* Request:
Among the entries below, count the lines that contain the word "name". Write down only the total.

**** Given data

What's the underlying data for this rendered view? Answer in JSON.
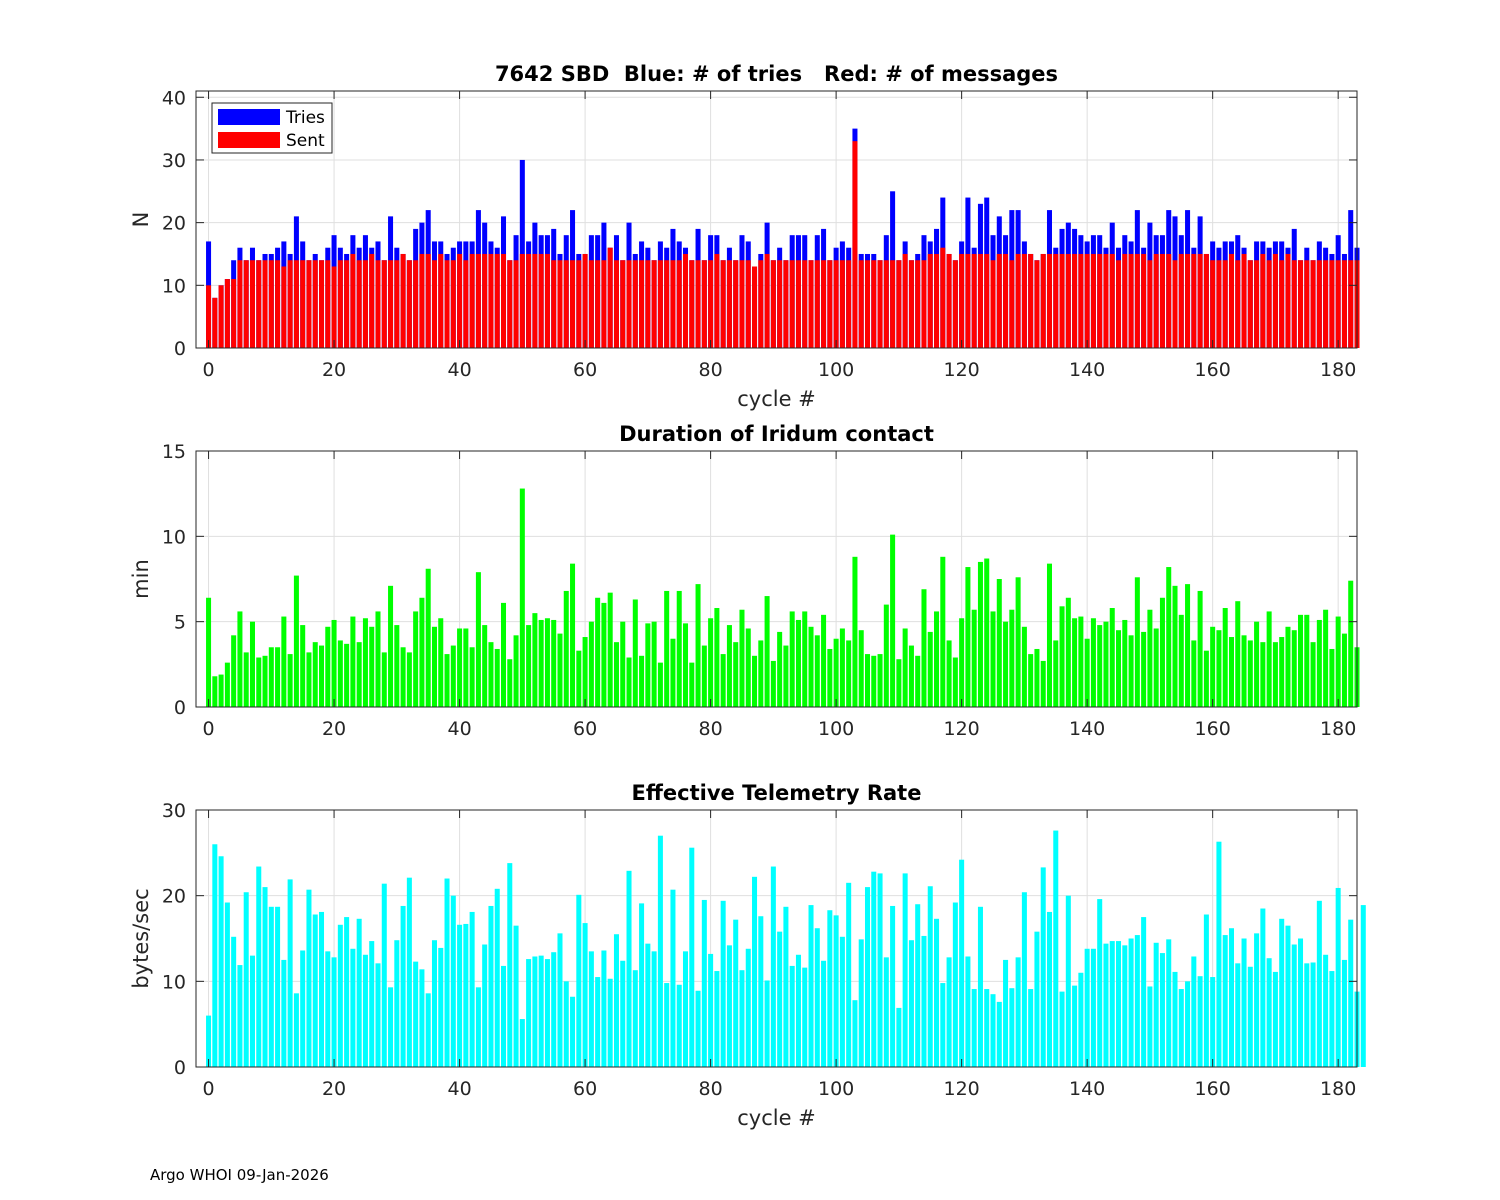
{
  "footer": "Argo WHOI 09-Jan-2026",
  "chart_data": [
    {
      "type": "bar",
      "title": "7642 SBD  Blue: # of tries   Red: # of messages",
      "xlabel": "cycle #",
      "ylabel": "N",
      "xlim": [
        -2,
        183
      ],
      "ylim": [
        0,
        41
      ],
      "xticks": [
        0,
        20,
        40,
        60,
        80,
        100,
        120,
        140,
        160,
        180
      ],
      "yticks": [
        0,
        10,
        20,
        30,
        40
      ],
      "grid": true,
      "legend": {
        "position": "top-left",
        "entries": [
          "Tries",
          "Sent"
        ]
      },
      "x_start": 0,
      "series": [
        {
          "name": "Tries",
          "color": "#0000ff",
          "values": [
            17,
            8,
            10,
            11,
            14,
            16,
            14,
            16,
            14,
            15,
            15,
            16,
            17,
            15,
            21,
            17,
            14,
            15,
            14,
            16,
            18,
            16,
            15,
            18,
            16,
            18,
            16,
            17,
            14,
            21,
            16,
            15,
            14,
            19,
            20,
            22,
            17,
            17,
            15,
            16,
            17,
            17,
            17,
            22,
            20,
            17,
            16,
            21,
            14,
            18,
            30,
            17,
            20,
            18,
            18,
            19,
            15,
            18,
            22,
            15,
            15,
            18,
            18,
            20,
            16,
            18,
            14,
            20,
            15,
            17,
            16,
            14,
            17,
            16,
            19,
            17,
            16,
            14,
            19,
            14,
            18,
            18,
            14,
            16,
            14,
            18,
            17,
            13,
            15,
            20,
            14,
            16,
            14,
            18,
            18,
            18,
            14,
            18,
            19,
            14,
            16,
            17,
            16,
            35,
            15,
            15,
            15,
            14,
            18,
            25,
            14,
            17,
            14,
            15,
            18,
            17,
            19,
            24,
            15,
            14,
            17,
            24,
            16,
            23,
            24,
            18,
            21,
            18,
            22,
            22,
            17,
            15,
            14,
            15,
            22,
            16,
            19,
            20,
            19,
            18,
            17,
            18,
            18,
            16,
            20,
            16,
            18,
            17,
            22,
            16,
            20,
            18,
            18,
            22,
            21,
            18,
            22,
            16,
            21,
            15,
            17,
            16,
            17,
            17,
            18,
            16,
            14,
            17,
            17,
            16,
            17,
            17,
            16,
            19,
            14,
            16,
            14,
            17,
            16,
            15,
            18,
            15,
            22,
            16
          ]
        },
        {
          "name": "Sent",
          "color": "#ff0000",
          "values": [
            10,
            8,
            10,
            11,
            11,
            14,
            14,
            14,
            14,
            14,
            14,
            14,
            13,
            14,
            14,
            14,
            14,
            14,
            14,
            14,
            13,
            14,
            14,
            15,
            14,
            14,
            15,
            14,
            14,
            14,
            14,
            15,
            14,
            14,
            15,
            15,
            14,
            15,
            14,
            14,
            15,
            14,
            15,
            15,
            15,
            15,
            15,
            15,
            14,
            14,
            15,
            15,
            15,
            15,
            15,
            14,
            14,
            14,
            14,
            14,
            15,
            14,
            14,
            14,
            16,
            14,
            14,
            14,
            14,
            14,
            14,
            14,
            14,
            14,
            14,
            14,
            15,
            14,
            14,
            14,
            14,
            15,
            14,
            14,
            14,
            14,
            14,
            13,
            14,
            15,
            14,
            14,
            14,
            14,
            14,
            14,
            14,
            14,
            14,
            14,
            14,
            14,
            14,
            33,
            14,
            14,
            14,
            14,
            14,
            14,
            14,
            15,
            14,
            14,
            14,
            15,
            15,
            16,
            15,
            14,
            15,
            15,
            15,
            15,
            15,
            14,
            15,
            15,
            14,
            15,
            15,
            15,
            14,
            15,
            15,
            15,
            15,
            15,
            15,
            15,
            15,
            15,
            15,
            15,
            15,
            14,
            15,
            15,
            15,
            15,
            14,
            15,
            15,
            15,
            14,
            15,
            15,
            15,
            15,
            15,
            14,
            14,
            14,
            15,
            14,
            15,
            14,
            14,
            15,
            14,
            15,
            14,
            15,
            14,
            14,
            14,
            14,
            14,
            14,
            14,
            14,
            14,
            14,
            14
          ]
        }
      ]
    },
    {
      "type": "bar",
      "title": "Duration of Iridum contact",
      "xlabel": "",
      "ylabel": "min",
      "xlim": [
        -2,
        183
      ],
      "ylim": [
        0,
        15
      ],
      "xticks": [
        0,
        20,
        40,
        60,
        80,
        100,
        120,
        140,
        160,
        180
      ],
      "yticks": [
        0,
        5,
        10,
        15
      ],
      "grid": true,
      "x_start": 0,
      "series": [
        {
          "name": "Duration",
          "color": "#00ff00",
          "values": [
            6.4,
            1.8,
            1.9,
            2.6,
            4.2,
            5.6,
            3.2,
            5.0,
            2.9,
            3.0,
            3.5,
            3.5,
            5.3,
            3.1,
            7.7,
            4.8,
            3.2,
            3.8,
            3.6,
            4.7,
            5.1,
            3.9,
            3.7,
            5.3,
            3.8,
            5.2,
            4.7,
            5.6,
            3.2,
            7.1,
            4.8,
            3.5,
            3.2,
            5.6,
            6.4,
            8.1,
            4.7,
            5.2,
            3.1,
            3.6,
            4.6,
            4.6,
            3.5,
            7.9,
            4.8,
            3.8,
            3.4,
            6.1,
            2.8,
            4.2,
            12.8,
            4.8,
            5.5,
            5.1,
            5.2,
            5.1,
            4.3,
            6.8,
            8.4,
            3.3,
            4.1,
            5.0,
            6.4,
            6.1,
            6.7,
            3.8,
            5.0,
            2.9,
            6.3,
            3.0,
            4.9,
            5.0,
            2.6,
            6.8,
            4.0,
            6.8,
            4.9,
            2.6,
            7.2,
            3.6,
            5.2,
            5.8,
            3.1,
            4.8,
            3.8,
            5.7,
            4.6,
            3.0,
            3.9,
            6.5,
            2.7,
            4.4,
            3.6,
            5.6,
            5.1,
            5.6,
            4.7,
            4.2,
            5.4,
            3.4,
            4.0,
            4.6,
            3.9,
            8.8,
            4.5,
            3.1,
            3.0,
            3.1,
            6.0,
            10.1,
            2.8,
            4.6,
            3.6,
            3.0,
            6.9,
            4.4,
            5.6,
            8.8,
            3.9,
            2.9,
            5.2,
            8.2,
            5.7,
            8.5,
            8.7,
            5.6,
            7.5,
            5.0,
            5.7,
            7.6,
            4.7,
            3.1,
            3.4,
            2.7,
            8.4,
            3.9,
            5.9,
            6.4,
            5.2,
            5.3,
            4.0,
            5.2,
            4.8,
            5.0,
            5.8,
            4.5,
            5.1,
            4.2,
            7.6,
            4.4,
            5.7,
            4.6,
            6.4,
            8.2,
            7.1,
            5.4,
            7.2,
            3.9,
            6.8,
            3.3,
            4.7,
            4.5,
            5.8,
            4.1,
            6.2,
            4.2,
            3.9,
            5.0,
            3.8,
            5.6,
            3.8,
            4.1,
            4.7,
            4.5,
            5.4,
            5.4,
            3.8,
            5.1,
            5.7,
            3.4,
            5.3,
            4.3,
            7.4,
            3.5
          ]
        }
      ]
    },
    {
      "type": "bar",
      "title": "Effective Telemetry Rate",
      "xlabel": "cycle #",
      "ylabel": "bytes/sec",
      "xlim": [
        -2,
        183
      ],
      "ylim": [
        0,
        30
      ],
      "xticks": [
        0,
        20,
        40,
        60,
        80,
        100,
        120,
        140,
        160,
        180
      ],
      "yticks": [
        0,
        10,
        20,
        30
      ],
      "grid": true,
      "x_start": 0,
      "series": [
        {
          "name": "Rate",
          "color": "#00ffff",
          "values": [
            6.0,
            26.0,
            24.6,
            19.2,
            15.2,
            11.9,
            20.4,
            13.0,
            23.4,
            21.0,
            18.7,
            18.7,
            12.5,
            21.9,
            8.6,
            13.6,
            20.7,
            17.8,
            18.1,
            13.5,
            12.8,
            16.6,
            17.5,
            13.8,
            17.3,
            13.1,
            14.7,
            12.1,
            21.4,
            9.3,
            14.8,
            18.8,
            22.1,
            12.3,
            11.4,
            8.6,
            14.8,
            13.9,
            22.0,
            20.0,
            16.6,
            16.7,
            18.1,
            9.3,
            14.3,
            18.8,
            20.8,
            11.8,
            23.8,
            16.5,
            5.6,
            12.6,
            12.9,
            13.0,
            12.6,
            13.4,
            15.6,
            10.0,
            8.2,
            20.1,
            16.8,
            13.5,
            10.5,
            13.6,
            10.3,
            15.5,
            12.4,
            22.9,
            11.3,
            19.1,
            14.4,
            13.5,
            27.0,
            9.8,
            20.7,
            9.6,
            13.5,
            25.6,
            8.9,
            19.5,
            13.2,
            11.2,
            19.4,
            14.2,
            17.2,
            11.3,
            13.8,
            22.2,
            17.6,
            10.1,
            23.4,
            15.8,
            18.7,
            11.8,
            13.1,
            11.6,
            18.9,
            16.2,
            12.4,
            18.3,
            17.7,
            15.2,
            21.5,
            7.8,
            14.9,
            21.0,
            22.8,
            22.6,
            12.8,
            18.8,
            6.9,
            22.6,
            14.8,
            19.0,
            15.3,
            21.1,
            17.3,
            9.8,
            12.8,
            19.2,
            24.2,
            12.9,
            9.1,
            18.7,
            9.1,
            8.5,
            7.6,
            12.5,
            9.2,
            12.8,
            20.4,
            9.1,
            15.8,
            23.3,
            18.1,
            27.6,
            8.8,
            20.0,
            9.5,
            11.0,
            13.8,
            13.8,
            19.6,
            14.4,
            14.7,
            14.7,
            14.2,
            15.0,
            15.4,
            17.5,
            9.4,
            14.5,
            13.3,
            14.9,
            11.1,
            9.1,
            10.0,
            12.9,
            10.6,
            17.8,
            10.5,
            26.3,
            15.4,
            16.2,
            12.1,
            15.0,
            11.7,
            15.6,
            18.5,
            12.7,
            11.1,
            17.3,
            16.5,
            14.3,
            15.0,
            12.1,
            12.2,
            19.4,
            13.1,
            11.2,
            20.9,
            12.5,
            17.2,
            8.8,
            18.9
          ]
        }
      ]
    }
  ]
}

********

* Task result:
4